══ Data entries ══

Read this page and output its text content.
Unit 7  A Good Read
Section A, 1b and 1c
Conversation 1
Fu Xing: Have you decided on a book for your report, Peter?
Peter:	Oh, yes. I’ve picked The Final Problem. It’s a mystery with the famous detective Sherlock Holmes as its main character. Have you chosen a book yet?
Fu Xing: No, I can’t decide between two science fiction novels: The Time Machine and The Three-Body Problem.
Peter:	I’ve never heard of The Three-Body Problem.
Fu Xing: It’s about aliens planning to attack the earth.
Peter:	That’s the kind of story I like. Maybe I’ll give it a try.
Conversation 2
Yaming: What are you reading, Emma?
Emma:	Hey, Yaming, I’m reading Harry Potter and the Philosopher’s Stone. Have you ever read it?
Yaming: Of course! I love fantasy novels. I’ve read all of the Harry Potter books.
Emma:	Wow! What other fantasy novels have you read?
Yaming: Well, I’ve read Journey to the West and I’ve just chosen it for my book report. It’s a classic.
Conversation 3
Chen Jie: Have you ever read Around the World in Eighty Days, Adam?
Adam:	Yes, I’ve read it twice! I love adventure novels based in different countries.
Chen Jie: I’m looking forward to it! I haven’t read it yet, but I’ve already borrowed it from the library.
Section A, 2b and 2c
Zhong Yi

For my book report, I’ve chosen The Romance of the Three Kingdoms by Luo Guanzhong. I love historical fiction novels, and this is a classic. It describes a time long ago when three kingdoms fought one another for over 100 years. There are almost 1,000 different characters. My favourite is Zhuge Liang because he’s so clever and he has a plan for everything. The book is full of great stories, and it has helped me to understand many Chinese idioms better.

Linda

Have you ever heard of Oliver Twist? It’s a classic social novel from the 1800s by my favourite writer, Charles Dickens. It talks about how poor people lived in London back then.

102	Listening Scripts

═══

■ What this task involves: Print the whole listing again, exactly.

■ Written solution:
Read this page and output its text content.
Unit 7  A Good Read
Section A, 1b and 1c
Conversation 1
Fu Xing: Have you decided on a book for your report, Peter?
Peter:	Oh, yes. I’ve picked The Final Problem. It’s a mystery with the famous detective Sherlock Holmes as its main character. Have you chosen a book yet?
Fu Xing: No, I can’t decide between two science fiction novels: The Time Machine and The Three-Body Problem.
Peter:	I’ve never heard of The Three-Body Problem.
Fu Xing: It’s about aliens planning to attack the earth.
Peter:	That’s the kind of story I like. Maybe I’ll give it a try.
Conversation 2
Yaming: What are you reading, Emma?
Emma:	Hey, Yaming, I’m reading Harry Potter and the Philosopher’s Stone. Have you ever read it?
Yaming: Of course! I love fantasy novels. I’ve read all of the Harry Potter books.
Emma:	Wow! What other fantasy novels have you read?
Yaming: Well, I’ve read Journey to the West and I’ve just chosen it for my book report. It’s a classic.
Conversation 3
Chen Jie: Have you ever read Around the World in Eighty Days, Adam?
Adam:	Yes, I’ve read it twice! I love adventure novels based in different countries.
Chen Jie: I’m looking forward to it! I haven’t read it yet, but I’ve already borrowed it from the library.
Section A, 2b and 2c
Zhong Yi

For my book report, I’ve chosen The Romance of the Three Kingdoms by Luo Guanzhong. I love historical fiction novels, and this is a classic. It describes a time long ago when three kingdoms fought one another for over 100 years. There are almost 1,000 different characters. My favourite is Zhuge Liang because he’s so clever and he has a plan for everything. The book is full of great stories, and it has helped me to understand many Chinese idioms better.

Linda

Have you ever heard of Oliver Twist? It’s a classic social novel from the 1800s by my favourite writer, Charles Dickens. It talks about how poor people lived in London back then.

102	Listening Scripts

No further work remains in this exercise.